== STATED EXERCISE A ==
In the passage on Reddit moderators, rewrite the portion between "That’s patently false." and "them is broken.", inclusive, substituting "flawed" for "broken".

== READING PASSAGE ==
###

One interesting response to the Sushileaks fiasco: Why should anyone care about the squabbles of Reddit moderators? They’re just a bunch of pseudonymous Internet strangers.

Reddit’s default subreddits—the 20 communities every person subscribes to automatically when they sign up—are huge. Each drive hundreds of thousands of unique visitors daily. That’s enough traffic to make each place a valuable online property in its own right.

Right now, a small group of users hold sway over the majority of these subreddits and, therefore, a control huge proportion of Reddit, Inc’s traffic.

Moderators are unpaid volunteers. A subreddit is theirs to alter, censor, or play with as they see fit. This isn’t usually a problem, because most are hard-working volunteers who really care about the community.

But as karmanaut’s multiple-personality proclivity shows, there is potential for abuse, and there is no check on that abuse. Only a combination of admin and moderator intervention saved r/IAmA last year when that subreddit’s founder, 32bites, decided to shut it down.

Subreddit subscriptions should function in a kind of free market—if you don’t like the way a community is run, you migrate to its competitor. That works when the competition involves Reddit’s smaller communities but not when it includes on of Reddit’s semi-official communities: the defaults.

If you want to make a competitor to, say, r/askreddit or r/science, you’ll be handicapped from the start: You won’t just be competing with an established subscriber base in the millions; you’ll be fighting against the explicit support and endorsement of Reddit HQ.

What’s the practical value of that support? An endless stream of new subscribers thanks to the community’s default status, and, as the Sushileaks show, preferential access to the site’s paid staff.

“Moderators,” the Reddit FAQ tells us, “have no special powers outside of the community they moderate, and are not appointed by reddit.”

That’s patently false.

Reddit’s default subscription system has created a privileged class of semi-official moderators. Most are hard working. Most clearly want to keep Reddit running smoothly and help the community flourish.

But the system that created them is broken.

###

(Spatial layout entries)
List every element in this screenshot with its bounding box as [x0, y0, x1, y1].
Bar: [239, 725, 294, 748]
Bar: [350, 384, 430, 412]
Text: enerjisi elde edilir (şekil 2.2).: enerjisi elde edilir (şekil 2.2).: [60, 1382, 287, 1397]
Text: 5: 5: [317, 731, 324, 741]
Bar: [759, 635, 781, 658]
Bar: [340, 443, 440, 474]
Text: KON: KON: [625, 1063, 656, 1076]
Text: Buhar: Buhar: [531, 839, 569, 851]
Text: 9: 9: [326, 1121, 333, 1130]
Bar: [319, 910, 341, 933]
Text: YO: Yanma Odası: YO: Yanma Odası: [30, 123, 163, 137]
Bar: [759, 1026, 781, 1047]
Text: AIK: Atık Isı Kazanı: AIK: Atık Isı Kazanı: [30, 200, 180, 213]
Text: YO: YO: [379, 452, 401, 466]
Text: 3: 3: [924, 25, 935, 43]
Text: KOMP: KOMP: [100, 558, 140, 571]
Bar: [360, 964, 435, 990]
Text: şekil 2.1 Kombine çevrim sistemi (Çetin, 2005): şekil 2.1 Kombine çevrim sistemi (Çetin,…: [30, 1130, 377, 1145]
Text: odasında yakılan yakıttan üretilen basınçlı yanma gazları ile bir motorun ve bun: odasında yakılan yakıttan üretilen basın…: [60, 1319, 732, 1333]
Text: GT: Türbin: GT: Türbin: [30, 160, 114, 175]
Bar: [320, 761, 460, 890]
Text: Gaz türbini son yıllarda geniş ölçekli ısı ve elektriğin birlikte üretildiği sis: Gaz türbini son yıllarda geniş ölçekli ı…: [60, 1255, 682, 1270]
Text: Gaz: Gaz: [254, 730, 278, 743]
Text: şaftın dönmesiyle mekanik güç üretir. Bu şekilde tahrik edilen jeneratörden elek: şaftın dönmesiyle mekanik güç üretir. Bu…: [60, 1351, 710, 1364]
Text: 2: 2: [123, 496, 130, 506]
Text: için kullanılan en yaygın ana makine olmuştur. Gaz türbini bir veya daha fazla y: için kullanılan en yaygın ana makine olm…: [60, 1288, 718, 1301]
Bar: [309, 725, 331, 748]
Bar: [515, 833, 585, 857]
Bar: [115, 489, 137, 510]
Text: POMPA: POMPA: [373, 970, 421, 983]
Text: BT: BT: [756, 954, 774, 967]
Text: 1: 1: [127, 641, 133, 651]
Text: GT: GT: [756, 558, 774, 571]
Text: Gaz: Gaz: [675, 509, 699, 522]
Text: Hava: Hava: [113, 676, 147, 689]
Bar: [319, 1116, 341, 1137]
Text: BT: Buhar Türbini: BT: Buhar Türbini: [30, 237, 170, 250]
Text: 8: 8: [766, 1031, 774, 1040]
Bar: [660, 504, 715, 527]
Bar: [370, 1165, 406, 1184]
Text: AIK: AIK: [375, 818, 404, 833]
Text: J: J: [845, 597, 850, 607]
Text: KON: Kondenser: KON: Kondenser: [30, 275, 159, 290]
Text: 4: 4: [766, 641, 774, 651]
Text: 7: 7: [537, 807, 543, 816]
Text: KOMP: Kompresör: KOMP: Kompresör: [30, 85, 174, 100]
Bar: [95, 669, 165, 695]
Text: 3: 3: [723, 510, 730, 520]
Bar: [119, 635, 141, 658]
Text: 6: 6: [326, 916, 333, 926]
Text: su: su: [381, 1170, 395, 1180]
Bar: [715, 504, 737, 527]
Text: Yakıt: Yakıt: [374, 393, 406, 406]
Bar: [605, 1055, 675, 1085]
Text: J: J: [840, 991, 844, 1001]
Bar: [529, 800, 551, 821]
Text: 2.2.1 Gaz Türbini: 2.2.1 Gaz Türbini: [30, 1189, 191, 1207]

###

== STATED EXERCISE B ==
Write out the spatial layout entries from the first line through the line containing "Bar: [360, 964, 435, 990]", inclusive.

== TASK RESPONSE A ==
That’s patently false.

Reddit’s default subscription system has created a privileged class of semi-official moderators. Most are hard working. Most clearly want to keep Reddit running smoothly and help the community flourish.

But the system that created them is flawed.

== TASK RESPONSE B ==
List every element in this screenshot with its bounding box as [x0, y0, x1, y1].
Bar: [239, 725, 294, 748]
Bar: [350, 384, 430, 412]
Text: enerjisi elde edilir (şekil 2.2).: enerjisi elde edilir (şekil 2.2).: [60, 1382, 287, 1397]
Text: 5: 5: [317, 731, 324, 741]
Bar: [759, 635, 781, 658]
Bar: [340, 443, 440, 474]
Text: KON: KON: [625, 1063, 656, 1076]
Text: Buhar: Buhar: [531, 839, 569, 851]
Text: 9: 9: [326, 1121, 333, 1130]
Bar: [319, 910, 341, 933]
Text: YO: Yanma Odası: YO: Yanma Odası: [30, 123, 163, 137]
Bar: [759, 1026, 781, 1047]
Text: AIK: Atık Isı Kazanı: AIK: Atık Isı Kazanı: [30, 200, 180, 213]
Text: YO: YO: [379, 452, 401, 466]
Text: 3: 3: [924, 25, 935, 43]
Text: KOMP: KOMP: [100, 558, 140, 571]
Bar: [360, 964, 435, 990]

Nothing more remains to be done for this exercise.